**Stated goal**
Retype each entry below, keeping every character the same.

(Stored items)
▽

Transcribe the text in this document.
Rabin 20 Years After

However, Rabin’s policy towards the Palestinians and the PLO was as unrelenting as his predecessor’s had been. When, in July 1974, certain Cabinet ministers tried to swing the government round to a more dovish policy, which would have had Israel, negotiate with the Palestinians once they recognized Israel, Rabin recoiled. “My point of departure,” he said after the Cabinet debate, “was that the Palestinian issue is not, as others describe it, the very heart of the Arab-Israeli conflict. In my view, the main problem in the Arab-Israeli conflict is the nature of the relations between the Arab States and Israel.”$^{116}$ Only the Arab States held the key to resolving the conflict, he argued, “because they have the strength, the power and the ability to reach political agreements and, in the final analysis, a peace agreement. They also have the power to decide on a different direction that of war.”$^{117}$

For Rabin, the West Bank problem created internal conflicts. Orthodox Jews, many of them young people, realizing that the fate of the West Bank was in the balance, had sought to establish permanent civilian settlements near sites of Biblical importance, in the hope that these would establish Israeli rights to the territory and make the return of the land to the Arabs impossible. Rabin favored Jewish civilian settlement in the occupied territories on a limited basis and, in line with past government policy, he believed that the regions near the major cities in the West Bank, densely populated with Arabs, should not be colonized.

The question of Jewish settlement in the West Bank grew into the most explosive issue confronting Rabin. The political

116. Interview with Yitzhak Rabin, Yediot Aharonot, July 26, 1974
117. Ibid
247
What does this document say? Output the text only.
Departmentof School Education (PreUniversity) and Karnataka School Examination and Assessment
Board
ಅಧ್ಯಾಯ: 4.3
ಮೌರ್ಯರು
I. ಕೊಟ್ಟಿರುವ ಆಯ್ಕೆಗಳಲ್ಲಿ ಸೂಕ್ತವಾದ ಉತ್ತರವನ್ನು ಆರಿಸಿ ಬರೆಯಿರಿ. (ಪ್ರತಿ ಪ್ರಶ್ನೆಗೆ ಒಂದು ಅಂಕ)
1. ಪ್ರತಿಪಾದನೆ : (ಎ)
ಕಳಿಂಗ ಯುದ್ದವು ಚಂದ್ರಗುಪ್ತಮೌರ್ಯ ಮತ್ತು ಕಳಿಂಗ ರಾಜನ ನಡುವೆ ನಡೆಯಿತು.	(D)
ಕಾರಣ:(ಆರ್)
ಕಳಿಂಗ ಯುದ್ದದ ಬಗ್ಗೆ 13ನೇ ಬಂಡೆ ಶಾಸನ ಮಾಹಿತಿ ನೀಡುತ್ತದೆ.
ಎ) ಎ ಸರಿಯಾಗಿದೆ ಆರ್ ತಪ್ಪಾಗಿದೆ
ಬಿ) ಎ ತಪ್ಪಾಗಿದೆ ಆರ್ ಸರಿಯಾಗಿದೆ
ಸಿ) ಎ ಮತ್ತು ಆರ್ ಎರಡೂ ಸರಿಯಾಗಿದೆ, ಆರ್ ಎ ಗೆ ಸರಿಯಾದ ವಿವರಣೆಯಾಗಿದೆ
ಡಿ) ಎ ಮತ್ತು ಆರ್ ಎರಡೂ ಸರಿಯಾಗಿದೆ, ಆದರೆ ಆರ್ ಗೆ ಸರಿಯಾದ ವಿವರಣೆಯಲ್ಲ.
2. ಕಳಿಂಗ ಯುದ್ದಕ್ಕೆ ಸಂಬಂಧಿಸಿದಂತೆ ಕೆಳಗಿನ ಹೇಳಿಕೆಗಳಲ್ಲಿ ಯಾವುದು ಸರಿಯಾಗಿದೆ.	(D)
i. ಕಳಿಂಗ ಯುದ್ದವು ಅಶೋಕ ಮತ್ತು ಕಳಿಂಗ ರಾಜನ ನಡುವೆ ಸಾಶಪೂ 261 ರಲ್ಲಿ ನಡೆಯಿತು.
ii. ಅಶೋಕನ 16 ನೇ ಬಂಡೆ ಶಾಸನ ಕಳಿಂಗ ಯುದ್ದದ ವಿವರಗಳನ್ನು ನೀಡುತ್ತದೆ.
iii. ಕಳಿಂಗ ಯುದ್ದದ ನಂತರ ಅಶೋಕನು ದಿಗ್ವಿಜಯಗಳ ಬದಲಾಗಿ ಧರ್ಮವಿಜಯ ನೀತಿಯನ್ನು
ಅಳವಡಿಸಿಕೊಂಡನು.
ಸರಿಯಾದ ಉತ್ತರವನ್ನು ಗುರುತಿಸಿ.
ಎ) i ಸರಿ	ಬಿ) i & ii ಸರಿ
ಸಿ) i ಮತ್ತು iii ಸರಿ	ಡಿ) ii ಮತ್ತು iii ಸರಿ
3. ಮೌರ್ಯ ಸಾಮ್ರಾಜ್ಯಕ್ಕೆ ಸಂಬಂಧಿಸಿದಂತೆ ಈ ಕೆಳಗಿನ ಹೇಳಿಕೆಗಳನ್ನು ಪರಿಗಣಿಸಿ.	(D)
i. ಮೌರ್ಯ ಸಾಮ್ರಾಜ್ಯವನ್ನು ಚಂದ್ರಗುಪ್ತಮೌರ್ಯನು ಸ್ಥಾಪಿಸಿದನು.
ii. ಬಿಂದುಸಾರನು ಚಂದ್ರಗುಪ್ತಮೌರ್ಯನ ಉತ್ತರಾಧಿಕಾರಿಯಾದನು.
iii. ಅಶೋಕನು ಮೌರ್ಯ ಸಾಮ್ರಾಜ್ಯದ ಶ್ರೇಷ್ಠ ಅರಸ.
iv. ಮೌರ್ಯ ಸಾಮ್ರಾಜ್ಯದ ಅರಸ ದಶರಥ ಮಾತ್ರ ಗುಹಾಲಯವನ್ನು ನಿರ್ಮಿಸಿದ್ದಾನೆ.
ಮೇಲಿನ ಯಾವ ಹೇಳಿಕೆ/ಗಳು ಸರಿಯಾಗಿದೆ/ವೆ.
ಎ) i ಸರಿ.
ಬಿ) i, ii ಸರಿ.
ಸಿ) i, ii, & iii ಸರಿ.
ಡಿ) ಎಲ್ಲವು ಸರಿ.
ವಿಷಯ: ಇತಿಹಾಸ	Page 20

△

**Reply**
Transcribe the text in this document.
Rabin 20 Years After

However, Rabin’s policy towards the Palestinians and the PLO was as unrelenting as his predecessor’s had been. When, in July 1974, certain Cabinet ministers tried to swing the government round to a more dovish policy, which would have had Israel, negotiate with the Palestinians once they recognized Israel, Rabin recoiled. “My point of departure,” he said after the Cabinet debate, “was that the Palestinian issue is not, as others describe it, the very heart of the Arab-Israeli conflict. In my view, the main problem in the Arab-Israeli conflict is the nature of the relations between the Arab States and Israel.”$^{116}$ Only the Arab States held the key to resolving the conflict, he argued, “because they have the strength, the power and the ability to reach political agreements and, in the final analysis, a peace agreement. They also have the power to decide on a different direction that of war.”$^{117}$

For Rabin, the West Bank problem created internal conflicts. Orthodox Jews, many of them young people, realizing that the fate of the West Bank was in the balance, had sought to establish permanent civilian settlements near sites of Biblical importance, in the hope that these would establish Israeli rights to the territory and make the return of the land to the Arabs impossible. Rabin favored Jewish civilian settlement in the occupied territories on a limited basis and, in line with past government policy, he believed that the regions near the major cities in the West Bank, densely populated with Arabs, should not be colonized.

The question of Jewish settlement in the West Bank grew into the most explosive issue confronting Rabin. The political

116. Interview with Yitzhak Rabin, Yediot Aharonot, July 26, 1974
117. Ibid
247
What does this document say? Output the text only.
Departmentof School Education (PreUniversity) and Karnataka School Examination and Assessment
Board
ಅಧ್ಯಾಯ: 4.3
ಮೌರ್ಯರು
I. ಕೊಟ್ಟಿರುವ ಆಯ್ಕೆಗಳಲ್ಲಿ ಸೂಕ್ತವಾದ ಉತ್ತರವನ್ನು ಆರಿಸಿ ಬರೆಯಿರಿ. (ಪ್ರತಿ ಪ್ರಶ್ನೆಗೆ ಒಂದು ಅಂಕ)
1. ಪ್ರತಿಪಾದನೆ : (ಎ)
ಕಳಿಂಗ ಯುದ್ದವು ಚಂದ್ರಗುಪ್ತಮೌರ್ಯ ಮತ್ತು ಕಳಿಂಗ ರಾಜನ ನಡುವೆ ನಡೆಯಿತು.	(D)
ಕಾರಣ:(ಆರ್)
ಕಳಿಂಗ ಯುದ್ದದ ಬಗ್ಗೆ 13ನೇ ಬಂಡೆ ಶಾಸನ ಮಾಹಿತಿ ನೀಡುತ್ತದೆ.
ಎ) ಎ ಸರಿಯಾಗಿದೆ ಆರ್ ತಪ್ಪಾಗಿದೆ
ಬಿ) ಎ ತಪ್ಪಾಗಿದೆ ಆರ್ ಸರಿಯಾಗಿದೆ
ಸಿ) ಎ ಮತ್ತು ಆರ್ ಎರಡೂ ಸರಿಯಾಗಿದೆ, ಆರ್ ಎ ಗೆ ಸರಿಯಾದ ವಿವರಣೆಯಾಗಿದೆ
ಡಿ) ಎ ಮತ್ತು ಆರ್ ಎರಡೂ ಸರಿಯಾಗಿದೆ, ಆದರೆ ಆರ್ ಗೆ ಸರಿಯಾದ ವಿವರಣೆಯಲ್ಲ.
2. ಕಳಿಂಗ ಯುದ್ದಕ್ಕೆ ಸಂಬಂಧಿಸಿದಂತೆ ಕೆಳಗಿನ ಹೇಳಿಕೆಗಳಲ್ಲಿ ಯಾವುದು ಸರಿಯಾಗಿದೆ.	(D)
i. ಕಳಿಂಗ ಯುದ್ದವು ಅಶೋಕ ಮತ್ತು ಕಳಿಂಗ ರಾಜನ ನಡುವೆ ಸಾಶಪೂ 261 ರಲ್ಲಿ ನಡೆಯಿತು.
ii. ಅಶೋಕನ 16 ನೇ ಬಂಡೆ ಶಾಸನ ಕಳಿಂಗ ಯುದ್ದದ ವಿವರಗಳನ್ನು ನೀಡುತ್ತದೆ.
iii. ಕಳಿಂಗ ಯುದ್ದದ ನಂತರ ಅಶೋಕನು ದಿಗ್ವಿಜಯಗಳ ಬದಲಾಗಿ ಧರ್ಮವಿಜಯ ನೀತಿಯನ್ನು
ಅಳವಡಿಸಿಕೊಂಡನು.
ಸರಿಯಾದ ಉತ್ತರವನ್ನು ಗುರುತಿಸಿ.
ಎ) i ಸರಿ	ಬಿ) i & ii ಸರಿ
ಸಿ) i ಮತ್ತು iii ಸರಿ	ಡಿ) ii ಮತ್ತು iii ಸರಿ
3. ಮೌರ್ಯ ಸಾಮ್ರಾಜ್ಯಕ್ಕೆ ಸಂಬಂಧಿಸಿದಂತೆ ಈ ಕೆಳಗಿನ ಹೇಳಿಕೆಗಳನ್ನು ಪರಿಗಣಿಸಿ.	(D)
i. ಮೌರ್ಯ ಸಾಮ್ರಾಜ್ಯವನ್ನು ಚಂದ್ರಗುಪ್ತಮೌರ್ಯನು ಸ್ಥಾಪಿಸಿದನು.
ii. ಬಿಂದುಸಾರನು ಚಂದ್ರಗುಪ್ತಮೌರ್ಯನ ಉತ್ತರಾಧಿಕಾರಿಯಾದನು.
iii. ಅಶೋಕನು ಮೌರ್ಯ ಸಾಮ್ರಾಜ್ಯದ ಶ್ರೇಷ್ಠ ಅರಸ.
iv. ಮೌರ್ಯ ಸಾಮ್ರಾಜ್ಯದ ಅರಸ ದಶರಥ ಮಾತ್ರ ಗುಹಾಲಯವನ್ನು ನಿರ್ಮಿಸಿದ್ದಾನೆ.
ಮೇಲಿನ ಯಾವ ಹೇಳಿಕೆ/ಗಳು ಸರಿಯಾಗಿದೆ/ವೆ.
ಎ) i ಸರಿ.
ಬಿ) i, ii ಸರಿ.
ಸಿ) i, ii, & iii ಸರಿ.
ಡಿ) ಎಲ್ಲವು ಸರಿ.
ವಿಷಯ: ಇತಿಹಾಸ	Page 20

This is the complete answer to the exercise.